### Records shown
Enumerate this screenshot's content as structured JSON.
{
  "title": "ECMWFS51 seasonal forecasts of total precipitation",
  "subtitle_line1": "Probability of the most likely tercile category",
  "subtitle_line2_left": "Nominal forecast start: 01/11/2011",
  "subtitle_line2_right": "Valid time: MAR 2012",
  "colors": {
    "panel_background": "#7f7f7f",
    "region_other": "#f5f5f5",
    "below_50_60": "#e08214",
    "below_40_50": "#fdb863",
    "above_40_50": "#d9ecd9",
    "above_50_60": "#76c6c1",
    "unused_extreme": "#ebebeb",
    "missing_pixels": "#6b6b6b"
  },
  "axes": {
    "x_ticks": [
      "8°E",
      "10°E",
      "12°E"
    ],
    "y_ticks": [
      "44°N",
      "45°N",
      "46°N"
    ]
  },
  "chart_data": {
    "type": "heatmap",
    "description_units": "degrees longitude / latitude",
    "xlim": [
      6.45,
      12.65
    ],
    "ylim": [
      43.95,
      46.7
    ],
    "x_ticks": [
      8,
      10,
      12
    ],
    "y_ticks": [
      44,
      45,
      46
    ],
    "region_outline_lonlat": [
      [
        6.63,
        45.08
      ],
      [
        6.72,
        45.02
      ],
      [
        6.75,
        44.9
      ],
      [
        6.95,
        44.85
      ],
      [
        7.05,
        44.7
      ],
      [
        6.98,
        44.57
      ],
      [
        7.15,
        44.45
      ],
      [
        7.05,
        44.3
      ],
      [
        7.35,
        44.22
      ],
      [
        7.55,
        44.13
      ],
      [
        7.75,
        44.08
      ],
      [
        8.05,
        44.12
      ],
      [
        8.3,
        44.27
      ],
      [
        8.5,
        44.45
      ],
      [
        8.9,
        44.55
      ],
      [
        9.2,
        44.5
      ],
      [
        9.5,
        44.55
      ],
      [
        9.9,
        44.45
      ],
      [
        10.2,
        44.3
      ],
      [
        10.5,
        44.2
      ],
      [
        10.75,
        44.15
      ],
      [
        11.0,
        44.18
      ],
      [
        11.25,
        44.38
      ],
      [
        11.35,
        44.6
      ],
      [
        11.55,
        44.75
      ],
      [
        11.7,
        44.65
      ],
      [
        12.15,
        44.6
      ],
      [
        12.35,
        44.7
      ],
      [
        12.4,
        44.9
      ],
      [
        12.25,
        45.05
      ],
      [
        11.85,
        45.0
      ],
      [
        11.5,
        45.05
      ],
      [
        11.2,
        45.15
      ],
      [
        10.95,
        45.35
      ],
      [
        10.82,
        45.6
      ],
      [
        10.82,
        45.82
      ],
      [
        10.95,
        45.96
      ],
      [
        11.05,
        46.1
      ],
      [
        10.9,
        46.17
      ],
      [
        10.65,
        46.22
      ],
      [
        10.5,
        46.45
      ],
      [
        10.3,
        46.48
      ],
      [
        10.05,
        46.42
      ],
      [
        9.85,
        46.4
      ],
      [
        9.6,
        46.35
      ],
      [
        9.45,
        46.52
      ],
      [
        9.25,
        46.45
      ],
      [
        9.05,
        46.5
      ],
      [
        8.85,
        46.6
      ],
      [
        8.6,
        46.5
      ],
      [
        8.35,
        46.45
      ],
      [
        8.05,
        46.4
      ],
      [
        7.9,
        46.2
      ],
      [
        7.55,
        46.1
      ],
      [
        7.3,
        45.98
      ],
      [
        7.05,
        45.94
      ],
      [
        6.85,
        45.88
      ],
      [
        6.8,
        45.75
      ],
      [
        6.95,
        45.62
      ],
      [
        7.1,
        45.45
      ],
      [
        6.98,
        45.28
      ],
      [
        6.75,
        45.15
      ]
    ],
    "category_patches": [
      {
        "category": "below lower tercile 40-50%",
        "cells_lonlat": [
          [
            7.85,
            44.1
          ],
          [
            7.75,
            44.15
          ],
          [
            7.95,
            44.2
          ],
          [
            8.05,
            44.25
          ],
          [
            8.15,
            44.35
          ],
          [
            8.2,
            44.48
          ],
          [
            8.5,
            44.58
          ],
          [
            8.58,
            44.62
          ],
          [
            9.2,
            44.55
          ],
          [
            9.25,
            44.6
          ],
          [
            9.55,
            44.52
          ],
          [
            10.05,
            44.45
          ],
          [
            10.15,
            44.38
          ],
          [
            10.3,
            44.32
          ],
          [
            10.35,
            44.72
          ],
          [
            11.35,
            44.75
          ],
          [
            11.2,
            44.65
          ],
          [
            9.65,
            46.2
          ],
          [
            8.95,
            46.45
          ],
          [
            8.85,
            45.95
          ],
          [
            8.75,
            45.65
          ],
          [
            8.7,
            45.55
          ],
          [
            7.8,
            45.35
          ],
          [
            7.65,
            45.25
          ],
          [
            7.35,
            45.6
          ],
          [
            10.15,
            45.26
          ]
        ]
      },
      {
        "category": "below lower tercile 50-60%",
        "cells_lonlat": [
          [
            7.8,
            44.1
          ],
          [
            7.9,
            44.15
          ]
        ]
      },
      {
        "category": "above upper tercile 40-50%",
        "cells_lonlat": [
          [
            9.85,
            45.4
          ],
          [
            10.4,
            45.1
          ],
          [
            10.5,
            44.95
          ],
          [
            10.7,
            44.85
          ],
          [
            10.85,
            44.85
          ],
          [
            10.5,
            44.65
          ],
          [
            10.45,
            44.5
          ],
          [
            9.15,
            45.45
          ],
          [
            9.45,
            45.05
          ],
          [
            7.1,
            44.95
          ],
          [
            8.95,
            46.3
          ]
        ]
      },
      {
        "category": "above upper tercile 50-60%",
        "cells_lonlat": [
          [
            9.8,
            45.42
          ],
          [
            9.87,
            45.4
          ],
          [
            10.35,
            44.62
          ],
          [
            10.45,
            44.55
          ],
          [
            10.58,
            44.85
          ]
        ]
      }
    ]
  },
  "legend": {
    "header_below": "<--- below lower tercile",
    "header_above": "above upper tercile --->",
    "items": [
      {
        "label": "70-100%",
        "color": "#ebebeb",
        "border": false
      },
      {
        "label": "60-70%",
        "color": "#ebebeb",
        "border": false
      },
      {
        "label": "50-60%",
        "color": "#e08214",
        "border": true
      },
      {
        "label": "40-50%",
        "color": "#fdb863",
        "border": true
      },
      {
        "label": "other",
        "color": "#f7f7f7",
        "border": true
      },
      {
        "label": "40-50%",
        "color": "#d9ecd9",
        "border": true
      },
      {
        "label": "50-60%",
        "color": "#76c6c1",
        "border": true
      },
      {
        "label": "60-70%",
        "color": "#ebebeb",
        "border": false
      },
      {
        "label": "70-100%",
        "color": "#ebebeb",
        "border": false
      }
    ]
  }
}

### Instructions to follow
Extract the complete listing verbatim.

### Response
Enumerate this screenshot's content as structured JSON.
{
  "title": "ECMWFS51 seasonal forecasts of total precipitation",
  "subtitle_line1": "Probability of the most likely tercile category",
  "subtitle_line2_left": "Nominal forecast start: 01/11/2011",
  "subtitle_line2_right": "Valid time: MAR 2012",
  "colors": {
    "panel_background": "#7f7f7f",
    "region_other": "#f5f5f5",
    "below_50_60": "#e08214",
    "below_40_50": "#fdb863",
    "above_40_50": "#d9ecd9",
    "above_50_60": "#76c6c1",
    "unused_extreme": "#ebebeb",
    "missing_pixels": "#6b6b6b"
  },
  "axes": {
    "x_ticks": [
      "8°E",
      "10°E",
      "12°E"
    ],
    "y_ticks": [
      "44°N",
      "45°N",
      "46°N"
    ]
  },
  "chart_data": {
    "type": "heatmap",
    "description_units": "degrees longitude / latitude",
    "xlim": [
      6.45,
      12.65
    ],
    "ylim": [
      43.95,
      46.7
    ],
    "x_ticks": [
      8,
      10,
      12
    ],
    "y_ticks": [
      44,
      45,
      46
    ],
    "region_outline_lonlat": [
      [
        6.63,
        45.08
      ],
      [
        6.72,
        45.02
      ],
      [
        6.75,
        44.9
      ],
      [
        6.95,
        44.85
      ],
      [
        7.05,
        44.7
      ],
      [
        6.98,
        44.57
      ],
      [
        7.15,
        44.45
      ],
      [
        7.05,
        44.3
      ],
      [
        7.35,
        44.22
      ],
      [
        7.55,
        44.13
      ],
      [
        7.75,
        44.08
      ],
      [
        8.05,
        44.12
      ],
      [
        8.3,
        44.27
      ],
      [
        8.5,
        44.45
      ],
      [
        8.9,
        44.55
      ],
      [
        9.2,
        44.5
      ],
      [
        9.5,
        44.55
      ],
      [
        9.9,
        44.45
      ],
      [
        10.2,
        44.3
      ],
      [
        10.5,
        44.2
      ],
      [
        10.75,
        44.15
      ],
      [
        11.0,
        44.18
      ],
      [
        11.25,
        44.38
      ],
      [
        11.35,
        44.6
      ],
      [
        11.55,
        44.75
      ],
      [
        11.7,
        44.65
      ],
      [
        12.15,
        44.6
      ],
      [
        12.35,
        44.7
      ],
      [
        12.4,
        44.9
      ],
      [
        12.25,
        45.05
      ],
      [
        11.85,
        45.0
      ],
      [
        11.5,
        45.05
      ],
      [
        11.2,
        45.15
      ],
      [
        10.95,
        45.35
      ],
      [
        10.82,
        45.6
      ],
      [
        10.82,
        45.82
      ],
      [
        10.95,
        45.96
      ],
      [
        11.05,
        46.1
      ],
      [
        10.9,
        46.17
      ],
      [
        10.65,
        46.22
      ],
      [
        10.5,
        46.45
      ],
      [
        10.3,
        46.48
      ],
      [
        10.05,
        46.42
      ],
      [
        9.85,
        46.4
      ],
      [
        9.6,
        46.35
      ],
      [
        9.45,
        46.52
      ],
      [
        9.25,
        46.45
      ],
      [
        9.05,
        46.5
      ],
      [
        8.85,
        46.6
      ],
      [
        8.6,
        46.5
      ],
      [
        8.35,
        46.45
      ],
      [
        8.05,
        46.4
      ],
      [
        7.9,
        46.2
      ],
      [
        7.55,
        46.1
      ],
      [
        7.3,
        45.98
      ],
      [
        7.05,
        45.94
      ],
      [
        6.85,
        45.88
      ],
      [
        6.8,
        45.75
      ],
      [
        6.95,
        45.62
      ],
      [
        7.1,
        45.45
      ],
      [
        6.98,
        45.28
      ],
      [
        6.75,
        45.15
      ]
    ],
    "category_patches": [
      {
        "category": "below lower tercile 40-50%",
        "cells_lonlat": [
          [
            7.85,
            44.1
          ],
          [
            7.75,
            44.15
          ],
          [
            7.95,
            44.2
          ],
          [
            8.05,
            44.25
          ],
          [
            8.15,
            44.35
          ],
          [
            8.2,
            44.48
          ],
          [
            8.5,
            44.58
          ],
          [
            8.58,
            44.62
          ],
          [
            9.2,
            44.55
          ],
          [
            9.25,
            44.6
          ],
          [
            9.55,
            44.52
          ],
          [
            10.05,
            44.45
          ],
          [
            10.15,
            44.38
          ],
          [
            10.3,
            44.32
          ],
          [
            10.35,
            44.72
          ],
          [
            11.35,
            44.75
          ],
          [
            11.2,
            44.65
          ],
          [
            9.65,
            46.2
          ],
          [
            8.95,
            46.45
          ],
          [
            8.85,
            45.95
          ],
          [
            8.75,
            45.65
          ],
          [
            8.7,
            45.55
          ],
          [
            7.8,
            45.35
          ],
          [
            7.65,
            45.25
          ],
          [
            7.35,
            45.6
          ],
          [
            10.15,
            45.26
          ]
        ]
      },
      {
        "category": "below lower tercile 50-60%",
        "cells_lonlat": [
          [
            7.8,
            44.1
          ],
          [
            7.9,
            44.15
          ]
        ]
      },
      {
        "category": "above upper tercile 40-50%",
        "cells_lonlat": [
          [
            9.85,
            45.4
          ],
          [
            10.4,
            45.1
          ],
          [
            10.5,
            44.95
          ],
          [
            10.7,
            44.85
          ],
          [
            10.85,
            44.85
          ],
          [
            10.5,
            44.65
          ],
          [
            10.45,
            44.5
          ],
          [
            9.15,
            45.45
          ],
          [
            9.45,
            45.05
          ],
          [
            7.1,
            44.95
          ],
          [
            8.95,
            46.3
          ]
        ]
      },
      {
        "category": "above upper tercile 50-60%",
        "cells_lonlat": [
          [
            9.8,
            45.42
          ],
          [
            9.87,
            45.4
          ],
          [
            10.35,
            44.62
          ],
          [
            10.45,
            44.55
          ],
          [
            10.58,
            44.85
          ]
        ]
      }
    ]
  },
  "legend": {
    "header_below": "<--- below lower tercile",
    "header_above": "above upper tercile --->",
    "items": [
      {
        "label": "70-100%",
        "color": "#ebebeb",
        "border": false
      },
      {
        "label": "60-70%",
        "color": "#ebebeb",
        "border": false
      },
      {
        "label": "50-60%",
        "color": "#e08214",
        "border": true
      },
      {
        "label": "40-50%",
        "color": "#fdb863",
        "border": true
      },
      {
        "label": "other",
        "color": "#f7f7f7",
        "border": true
      },
      {
        "label": "40-50%",
        "color": "#d9ecd9",
        "border": true
      },
      {
        "label": "50-60%",
        "color": "#76c6c1",
        "border": true
      },
      {
        "label": "60-70%",
        "color": "#ebebeb",
        "border": false
      },
      {
        "label": "70-100%",
        "color": "#ebebeb",
        "border": false
      }
    ]
  }
}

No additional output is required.